Task
Work out the number of lines with "content" in them. Reply with that number and no other words.

[Entries taken from a collection]
────────────────────
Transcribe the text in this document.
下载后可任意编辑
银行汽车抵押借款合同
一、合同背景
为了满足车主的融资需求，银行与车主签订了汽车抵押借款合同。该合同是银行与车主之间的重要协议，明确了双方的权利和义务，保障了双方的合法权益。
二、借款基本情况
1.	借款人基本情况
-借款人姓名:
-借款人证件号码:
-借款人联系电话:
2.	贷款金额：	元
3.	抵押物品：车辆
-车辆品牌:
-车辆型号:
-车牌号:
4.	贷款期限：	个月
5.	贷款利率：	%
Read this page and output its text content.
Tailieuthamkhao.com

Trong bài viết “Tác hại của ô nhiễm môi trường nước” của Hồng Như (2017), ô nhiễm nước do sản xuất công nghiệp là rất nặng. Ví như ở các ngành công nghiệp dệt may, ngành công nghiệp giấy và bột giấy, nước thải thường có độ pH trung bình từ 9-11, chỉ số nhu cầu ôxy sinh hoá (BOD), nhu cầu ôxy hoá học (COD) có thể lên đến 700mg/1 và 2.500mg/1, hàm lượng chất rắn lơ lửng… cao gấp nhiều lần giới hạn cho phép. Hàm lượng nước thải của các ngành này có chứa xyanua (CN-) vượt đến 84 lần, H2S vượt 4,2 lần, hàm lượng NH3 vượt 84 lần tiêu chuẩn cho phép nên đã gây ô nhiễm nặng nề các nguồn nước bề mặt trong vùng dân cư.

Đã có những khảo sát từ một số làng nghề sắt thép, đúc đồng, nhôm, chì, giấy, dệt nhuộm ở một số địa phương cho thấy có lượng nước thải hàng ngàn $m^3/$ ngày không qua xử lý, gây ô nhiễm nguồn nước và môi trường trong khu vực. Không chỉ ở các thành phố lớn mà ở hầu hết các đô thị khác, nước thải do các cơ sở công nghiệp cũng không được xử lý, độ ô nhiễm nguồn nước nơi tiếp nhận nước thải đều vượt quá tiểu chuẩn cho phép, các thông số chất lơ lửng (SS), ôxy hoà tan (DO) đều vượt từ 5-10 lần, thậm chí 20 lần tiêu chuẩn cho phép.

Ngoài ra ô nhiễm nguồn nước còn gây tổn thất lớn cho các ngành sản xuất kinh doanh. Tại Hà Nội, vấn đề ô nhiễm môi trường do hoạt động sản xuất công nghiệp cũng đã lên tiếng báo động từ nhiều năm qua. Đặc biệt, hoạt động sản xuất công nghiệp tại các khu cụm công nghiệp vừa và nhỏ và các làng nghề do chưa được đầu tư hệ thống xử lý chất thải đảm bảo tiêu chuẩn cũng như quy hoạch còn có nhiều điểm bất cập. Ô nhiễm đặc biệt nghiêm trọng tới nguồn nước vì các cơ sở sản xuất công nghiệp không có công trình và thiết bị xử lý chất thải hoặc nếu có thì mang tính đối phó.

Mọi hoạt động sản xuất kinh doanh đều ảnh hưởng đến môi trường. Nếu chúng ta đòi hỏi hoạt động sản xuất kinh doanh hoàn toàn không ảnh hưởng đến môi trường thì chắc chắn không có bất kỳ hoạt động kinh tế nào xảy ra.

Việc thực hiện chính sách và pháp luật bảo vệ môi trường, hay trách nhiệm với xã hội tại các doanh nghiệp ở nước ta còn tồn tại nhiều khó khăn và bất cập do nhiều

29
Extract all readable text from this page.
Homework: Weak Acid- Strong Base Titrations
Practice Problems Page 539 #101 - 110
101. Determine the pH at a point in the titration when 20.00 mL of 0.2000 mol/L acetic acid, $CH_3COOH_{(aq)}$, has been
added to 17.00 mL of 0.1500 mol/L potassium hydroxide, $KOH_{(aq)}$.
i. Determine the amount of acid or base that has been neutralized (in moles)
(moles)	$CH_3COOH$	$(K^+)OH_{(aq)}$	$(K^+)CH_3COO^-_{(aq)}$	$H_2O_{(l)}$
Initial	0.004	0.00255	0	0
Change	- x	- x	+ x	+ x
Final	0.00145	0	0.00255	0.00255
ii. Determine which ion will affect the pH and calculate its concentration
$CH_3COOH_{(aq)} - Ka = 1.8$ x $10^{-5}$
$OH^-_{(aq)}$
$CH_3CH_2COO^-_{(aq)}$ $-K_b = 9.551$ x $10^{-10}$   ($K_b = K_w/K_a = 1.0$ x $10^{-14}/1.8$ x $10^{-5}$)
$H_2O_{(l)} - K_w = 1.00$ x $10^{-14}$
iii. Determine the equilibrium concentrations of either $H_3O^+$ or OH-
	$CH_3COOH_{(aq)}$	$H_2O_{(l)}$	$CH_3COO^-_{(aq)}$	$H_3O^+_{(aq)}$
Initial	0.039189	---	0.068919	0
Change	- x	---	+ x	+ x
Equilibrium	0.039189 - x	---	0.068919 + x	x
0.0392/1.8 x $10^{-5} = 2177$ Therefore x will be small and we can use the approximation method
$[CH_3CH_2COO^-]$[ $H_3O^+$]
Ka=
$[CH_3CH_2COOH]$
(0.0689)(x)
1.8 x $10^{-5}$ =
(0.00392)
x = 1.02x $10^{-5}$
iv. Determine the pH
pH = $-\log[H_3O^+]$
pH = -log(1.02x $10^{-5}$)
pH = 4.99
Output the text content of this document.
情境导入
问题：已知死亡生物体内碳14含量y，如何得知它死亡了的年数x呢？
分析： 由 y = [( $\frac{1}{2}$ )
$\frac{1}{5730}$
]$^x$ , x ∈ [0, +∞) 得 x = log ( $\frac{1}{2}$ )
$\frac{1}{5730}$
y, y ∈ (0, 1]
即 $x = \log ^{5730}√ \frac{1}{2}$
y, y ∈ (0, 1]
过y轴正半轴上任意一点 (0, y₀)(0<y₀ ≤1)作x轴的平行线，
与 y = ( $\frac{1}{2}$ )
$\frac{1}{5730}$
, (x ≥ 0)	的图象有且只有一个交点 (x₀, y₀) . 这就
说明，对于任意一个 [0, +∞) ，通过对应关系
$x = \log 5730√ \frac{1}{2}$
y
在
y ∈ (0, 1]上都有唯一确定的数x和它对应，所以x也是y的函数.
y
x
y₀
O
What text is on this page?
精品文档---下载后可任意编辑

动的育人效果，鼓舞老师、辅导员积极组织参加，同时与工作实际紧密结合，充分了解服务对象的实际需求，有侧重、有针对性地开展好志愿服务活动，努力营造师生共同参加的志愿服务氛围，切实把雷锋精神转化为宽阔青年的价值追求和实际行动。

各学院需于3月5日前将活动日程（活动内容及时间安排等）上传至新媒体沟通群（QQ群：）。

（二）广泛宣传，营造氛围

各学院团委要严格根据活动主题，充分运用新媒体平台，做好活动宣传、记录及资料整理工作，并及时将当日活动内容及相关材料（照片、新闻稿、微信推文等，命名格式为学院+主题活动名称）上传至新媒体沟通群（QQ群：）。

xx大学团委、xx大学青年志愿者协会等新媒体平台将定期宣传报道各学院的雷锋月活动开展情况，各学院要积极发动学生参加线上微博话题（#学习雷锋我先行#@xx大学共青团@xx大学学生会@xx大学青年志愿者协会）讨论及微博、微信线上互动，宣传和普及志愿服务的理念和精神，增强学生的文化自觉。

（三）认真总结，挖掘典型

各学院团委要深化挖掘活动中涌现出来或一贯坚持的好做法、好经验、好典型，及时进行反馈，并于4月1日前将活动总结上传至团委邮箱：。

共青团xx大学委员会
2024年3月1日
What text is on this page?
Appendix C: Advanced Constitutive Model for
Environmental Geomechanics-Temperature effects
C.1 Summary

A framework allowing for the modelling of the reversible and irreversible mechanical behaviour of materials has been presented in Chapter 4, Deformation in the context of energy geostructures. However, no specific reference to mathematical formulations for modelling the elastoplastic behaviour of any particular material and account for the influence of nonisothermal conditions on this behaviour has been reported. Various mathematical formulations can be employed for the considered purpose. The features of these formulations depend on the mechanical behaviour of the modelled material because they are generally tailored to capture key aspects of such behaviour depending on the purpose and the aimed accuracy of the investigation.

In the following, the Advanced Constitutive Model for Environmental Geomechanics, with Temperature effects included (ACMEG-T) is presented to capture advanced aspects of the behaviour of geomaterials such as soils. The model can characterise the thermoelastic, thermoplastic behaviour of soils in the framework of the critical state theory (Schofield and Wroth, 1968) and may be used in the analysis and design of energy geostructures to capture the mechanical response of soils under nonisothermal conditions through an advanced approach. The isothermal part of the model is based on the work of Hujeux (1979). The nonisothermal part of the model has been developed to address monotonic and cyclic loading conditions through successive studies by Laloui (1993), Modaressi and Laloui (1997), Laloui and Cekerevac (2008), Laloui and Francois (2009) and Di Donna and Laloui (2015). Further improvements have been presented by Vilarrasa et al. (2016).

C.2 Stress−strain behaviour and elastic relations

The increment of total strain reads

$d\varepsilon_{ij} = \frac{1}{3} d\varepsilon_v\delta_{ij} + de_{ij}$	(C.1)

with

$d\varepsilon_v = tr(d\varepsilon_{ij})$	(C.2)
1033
────────────────────
The completed task
2